### What this task involves
Present each line of the entries below that holds the word "mail".

### Dataset records
>>>

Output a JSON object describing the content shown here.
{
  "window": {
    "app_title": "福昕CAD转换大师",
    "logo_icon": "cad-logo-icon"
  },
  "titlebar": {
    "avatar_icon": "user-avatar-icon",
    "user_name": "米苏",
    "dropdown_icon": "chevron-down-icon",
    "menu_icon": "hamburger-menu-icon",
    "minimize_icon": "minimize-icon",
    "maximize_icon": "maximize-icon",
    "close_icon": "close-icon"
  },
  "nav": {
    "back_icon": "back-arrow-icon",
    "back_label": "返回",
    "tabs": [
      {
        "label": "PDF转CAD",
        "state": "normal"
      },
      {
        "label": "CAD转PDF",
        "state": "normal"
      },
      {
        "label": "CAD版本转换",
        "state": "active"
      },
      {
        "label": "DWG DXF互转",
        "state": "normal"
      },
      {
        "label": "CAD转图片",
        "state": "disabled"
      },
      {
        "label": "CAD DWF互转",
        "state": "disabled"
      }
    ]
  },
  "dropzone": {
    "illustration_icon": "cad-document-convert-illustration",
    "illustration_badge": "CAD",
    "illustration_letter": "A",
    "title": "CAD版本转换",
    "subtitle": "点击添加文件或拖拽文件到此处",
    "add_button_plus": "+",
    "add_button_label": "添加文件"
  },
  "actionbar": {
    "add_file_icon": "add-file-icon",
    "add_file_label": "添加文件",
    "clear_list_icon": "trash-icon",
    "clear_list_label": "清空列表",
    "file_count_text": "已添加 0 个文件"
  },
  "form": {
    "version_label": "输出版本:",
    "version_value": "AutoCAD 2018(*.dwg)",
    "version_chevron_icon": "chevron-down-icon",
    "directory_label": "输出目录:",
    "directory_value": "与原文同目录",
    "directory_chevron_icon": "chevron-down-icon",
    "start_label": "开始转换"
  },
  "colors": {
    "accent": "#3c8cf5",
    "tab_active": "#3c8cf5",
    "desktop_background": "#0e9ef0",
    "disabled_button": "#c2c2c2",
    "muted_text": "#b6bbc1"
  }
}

<<<
>>>

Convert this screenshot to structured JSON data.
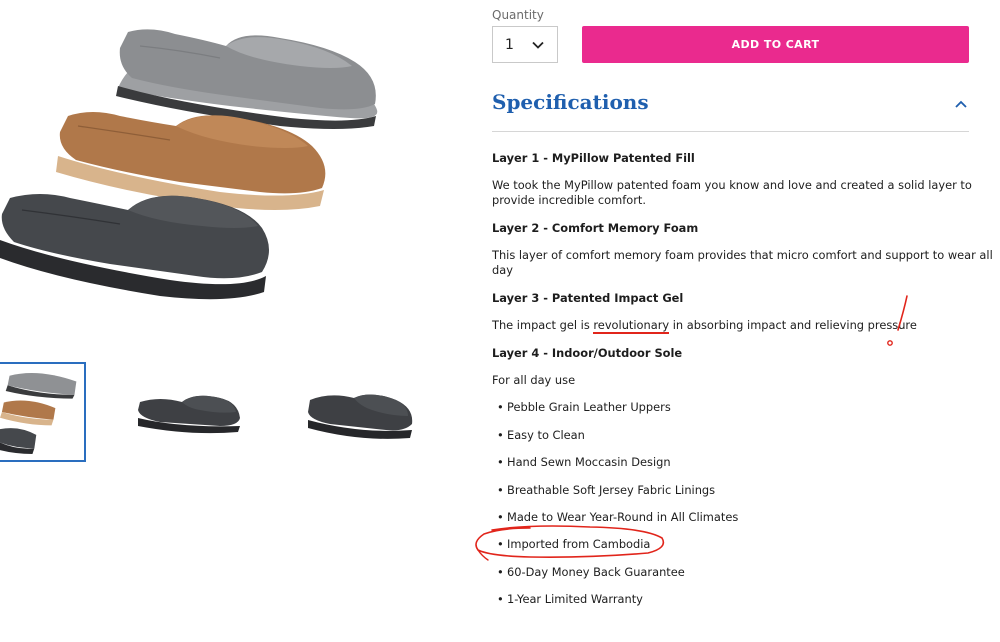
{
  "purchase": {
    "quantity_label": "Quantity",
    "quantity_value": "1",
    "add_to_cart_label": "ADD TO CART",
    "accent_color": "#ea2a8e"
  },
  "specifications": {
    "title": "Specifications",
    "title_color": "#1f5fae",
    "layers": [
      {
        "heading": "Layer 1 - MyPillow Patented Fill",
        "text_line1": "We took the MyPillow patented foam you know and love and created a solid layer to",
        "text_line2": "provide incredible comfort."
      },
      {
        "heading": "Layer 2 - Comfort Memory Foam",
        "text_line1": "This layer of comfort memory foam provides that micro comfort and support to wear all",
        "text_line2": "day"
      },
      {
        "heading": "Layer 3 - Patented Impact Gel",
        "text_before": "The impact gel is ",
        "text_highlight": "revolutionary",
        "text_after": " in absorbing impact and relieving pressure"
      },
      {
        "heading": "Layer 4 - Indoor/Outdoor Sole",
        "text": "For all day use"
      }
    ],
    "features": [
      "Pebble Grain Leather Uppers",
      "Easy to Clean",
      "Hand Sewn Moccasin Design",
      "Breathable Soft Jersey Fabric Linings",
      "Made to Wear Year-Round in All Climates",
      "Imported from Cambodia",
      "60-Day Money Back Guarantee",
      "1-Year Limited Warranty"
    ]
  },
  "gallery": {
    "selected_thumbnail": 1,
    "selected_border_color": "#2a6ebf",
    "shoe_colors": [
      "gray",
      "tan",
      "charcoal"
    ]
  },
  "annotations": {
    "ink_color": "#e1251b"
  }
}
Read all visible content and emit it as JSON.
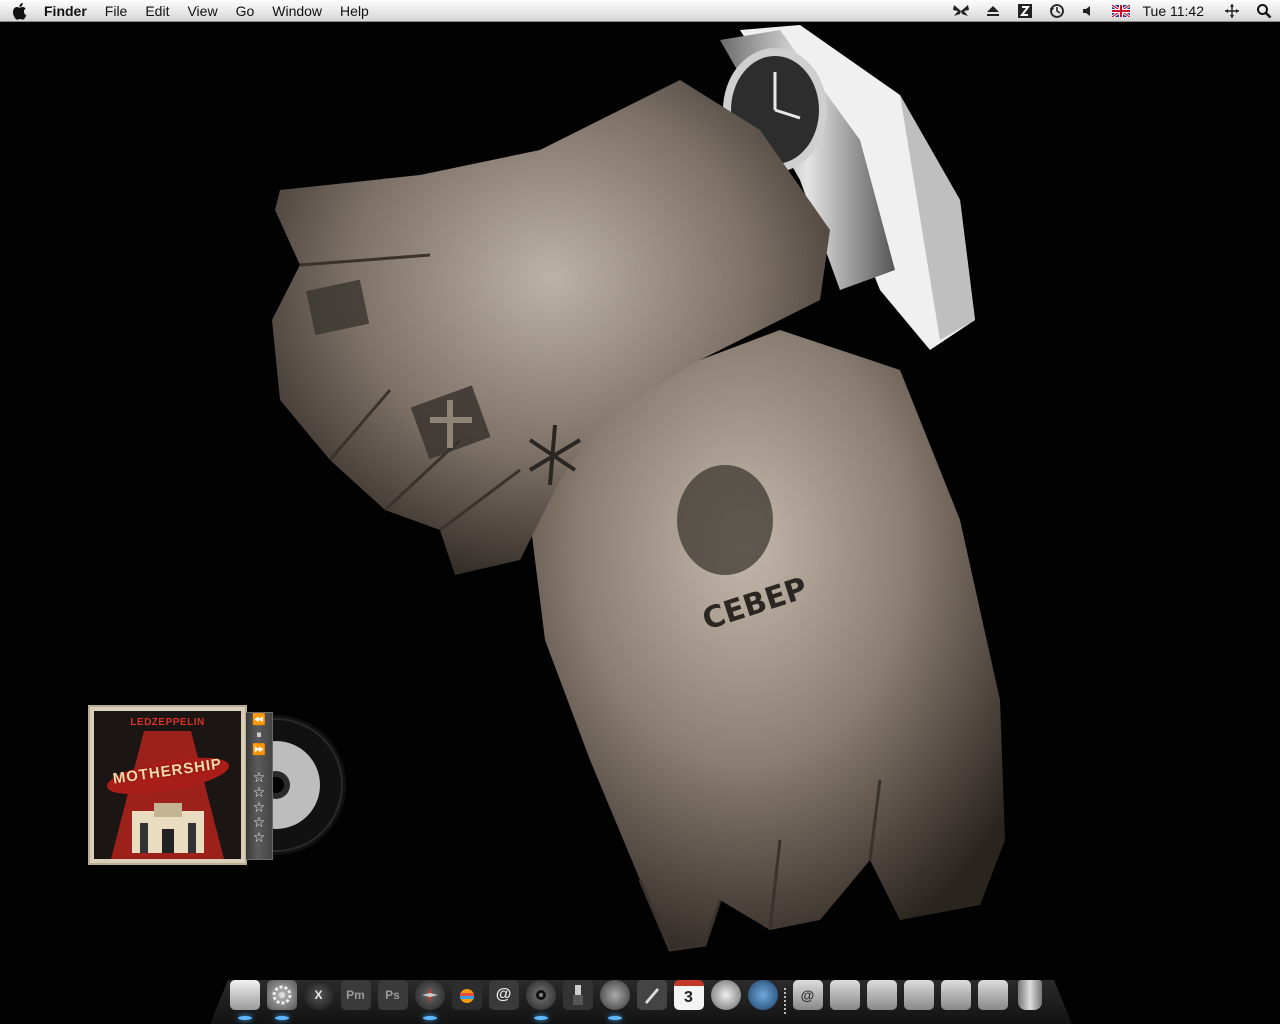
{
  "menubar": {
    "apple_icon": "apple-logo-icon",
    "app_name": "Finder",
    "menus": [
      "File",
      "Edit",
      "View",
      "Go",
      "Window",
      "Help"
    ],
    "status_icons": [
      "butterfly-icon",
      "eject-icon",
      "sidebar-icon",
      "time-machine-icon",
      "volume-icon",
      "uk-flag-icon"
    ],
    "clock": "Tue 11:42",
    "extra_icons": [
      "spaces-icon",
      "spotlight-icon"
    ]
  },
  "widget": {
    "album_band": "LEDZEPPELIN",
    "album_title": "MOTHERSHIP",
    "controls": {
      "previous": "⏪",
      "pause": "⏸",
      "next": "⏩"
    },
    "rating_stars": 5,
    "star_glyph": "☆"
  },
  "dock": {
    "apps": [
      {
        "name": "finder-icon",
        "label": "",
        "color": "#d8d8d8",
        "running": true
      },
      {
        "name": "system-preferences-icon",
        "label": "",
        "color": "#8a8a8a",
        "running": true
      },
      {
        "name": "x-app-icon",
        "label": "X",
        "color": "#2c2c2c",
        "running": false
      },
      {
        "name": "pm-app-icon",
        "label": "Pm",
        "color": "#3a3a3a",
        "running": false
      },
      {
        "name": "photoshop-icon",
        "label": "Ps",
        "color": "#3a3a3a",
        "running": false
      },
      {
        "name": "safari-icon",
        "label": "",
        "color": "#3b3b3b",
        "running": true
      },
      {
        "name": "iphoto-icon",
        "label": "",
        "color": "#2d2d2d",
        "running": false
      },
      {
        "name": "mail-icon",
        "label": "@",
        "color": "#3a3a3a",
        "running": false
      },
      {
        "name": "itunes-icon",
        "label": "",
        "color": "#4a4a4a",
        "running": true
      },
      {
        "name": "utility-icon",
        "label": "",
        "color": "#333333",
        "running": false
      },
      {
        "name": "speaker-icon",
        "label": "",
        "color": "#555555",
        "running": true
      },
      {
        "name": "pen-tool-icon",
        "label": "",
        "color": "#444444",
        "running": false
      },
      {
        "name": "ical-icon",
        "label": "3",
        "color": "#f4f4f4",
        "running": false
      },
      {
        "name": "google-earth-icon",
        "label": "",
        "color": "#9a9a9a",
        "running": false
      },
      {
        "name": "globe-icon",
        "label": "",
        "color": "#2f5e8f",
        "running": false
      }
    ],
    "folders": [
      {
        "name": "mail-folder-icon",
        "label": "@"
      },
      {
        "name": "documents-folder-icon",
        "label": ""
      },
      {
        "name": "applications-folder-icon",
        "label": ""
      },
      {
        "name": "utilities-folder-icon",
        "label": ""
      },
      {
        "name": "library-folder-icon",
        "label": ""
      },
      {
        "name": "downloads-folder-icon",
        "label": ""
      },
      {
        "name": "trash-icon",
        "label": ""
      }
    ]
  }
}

<<<

### Result of the task
        "name": "mail-icon",
        "name": "mail-folder-icon",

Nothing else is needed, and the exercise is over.